** Start of Record list **

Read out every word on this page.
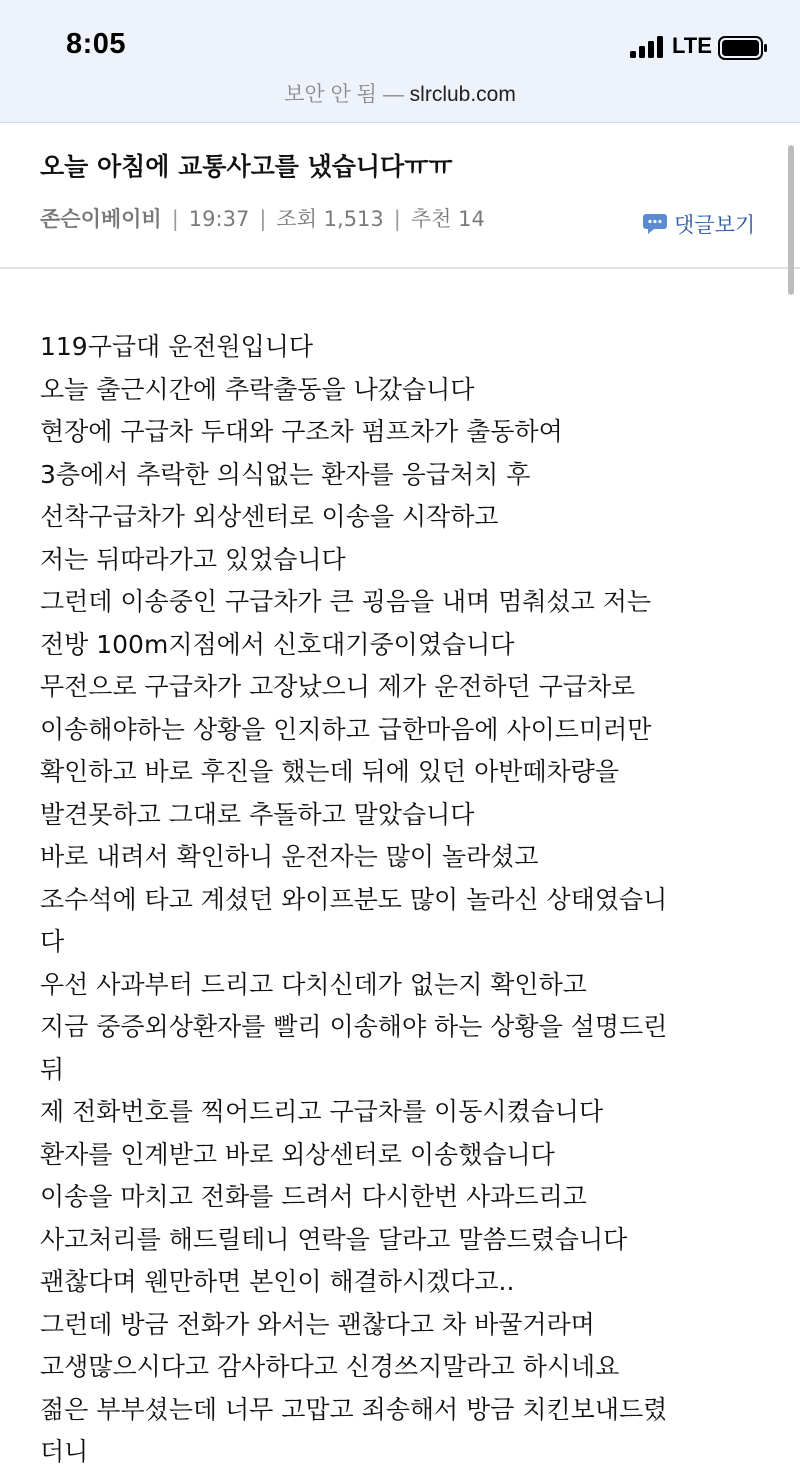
8:05	LTE
보안 안 됨 — slrclub.com
오늘 아침에 교통사고를 냈습니다ㅠㅠ
존슨이베이비 | 19:37 | 조회 1,513 | 추천 14	댓글보기
119구급대 운전원입니다
오늘 출근시간에 추락출동을 나갔습니다
현장에 구급차 두대와 구조차 펌프차가 출동하여
3층에서 추락한 의식없는 환자를 응급처치 후
선착구급차가 외상센터로 이송을 시작하고
저는 뒤따라가고 있었습니다
그런데 이송중인 구급차가 큰 굉음을 내며 멈춰섰고 저는
전방 100m지점에서 신호대기중이였습니다
무전으로 구급차가 고장났으니 제가 운전하던 구급차로
이송해야하는 상황을 인지하고 급한마음에 사이드미러만
확인하고 바로 후진을 했는데 뒤에 있던 아반떼차량을
발견못하고 그대로 추돌하고 말았습니다
바로 내려서 확인하니 운전자는 많이 놀라셨고
조수석에 타고 계셨던 와이프분도 많이 놀라신 상태였습니
다
우선 사과부터 드리고 다치신데가 없는지 확인하고
지금 중증외상환자를 빨리 이송해야 하는 상황을 설명드린
뒤
제 전화번호를 찍어드리고 구급차를 이동시켰습니다
환자를 인계받고 바로 외상센터로 이송했습니다
이송을 마치고 전화를 드려서 다시한번 사과드리고
사고처리를 해드릴테니 연락을 달라고 말씀드렸습니다
괜찮다며 웬만하면 본인이 해결하시겠다고..
그런데 방금 전화가 와서는 괜찮다고 차 바꿀거라며
고생많으시다고 감사하다고 신경쓰지말라고 하시네요
젊은 부부셨는데 너무 고맙고 죄송해서 방금 치킨보내드렸
더니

** End of Record list **

Stated exercise
Pictures are not part of the copy; reproduce everything else in the records exactly.

Result for this task
Read out every word on this page.
8:05	LTE
보안 안 됨 — slrclub.com
오늘 아침에 교통사고를 냈습니다ㅠㅠ
존슨이베이비 | 19:37 | 조회 1,513 | 추천 14	댓글보기
119구급대 운전원입니다
오늘 출근시간에 추락출동을 나갔습니다
현장에 구급차 두대와 구조차 펌프차가 출동하여
3층에서 추락한 의식없는 환자를 응급처치 후
선착구급차가 외상센터로 이송을 시작하고
저는 뒤따라가고 있었습니다
그런데 이송중인 구급차가 큰 굉음을 내며 멈춰섰고 저는
전방 100m지점에서 신호대기중이였습니다
무전으로 구급차가 고장났으니 제가 운전하던 구급차로
이송해야하는 상황을 인지하고 급한마음에 사이드미러만
확인하고 바로 후진을 했는데 뒤에 있던 아반떼차량을
발견못하고 그대로 추돌하고 말았습니다
바로 내려서 확인하니 운전자는 많이 놀라셨고
조수석에 타고 계셨던 와이프분도 많이 놀라신 상태였습니
다
우선 사과부터 드리고 다치신데가 없는지 확인하고
지금 중증외상환자를 빨리 이송해야 하는 상황을 설명드린
뒤
제 전화번호를 찍어드리고 구급차를 이동시켰습니다
환자를 인계받고 바로 외상센터로 이송했습니다
이송을 마치고 전화를 드려서 다시한번 사과드리고
사고처리를 해드릴테니 연락을 달라고 말씀드렸습니다
괜찮다며 웬만하면 본인이 해결하시겠다고..
그런데 방금 전화가 와서는 괜찮다고 차 바꿀거라며
고생많으시다고 감사하다고 신경쓰지말라고 하시네요
젊은 부부셨는데 너무 고맙고 죄송해서 방금 치킨보내드렸
더니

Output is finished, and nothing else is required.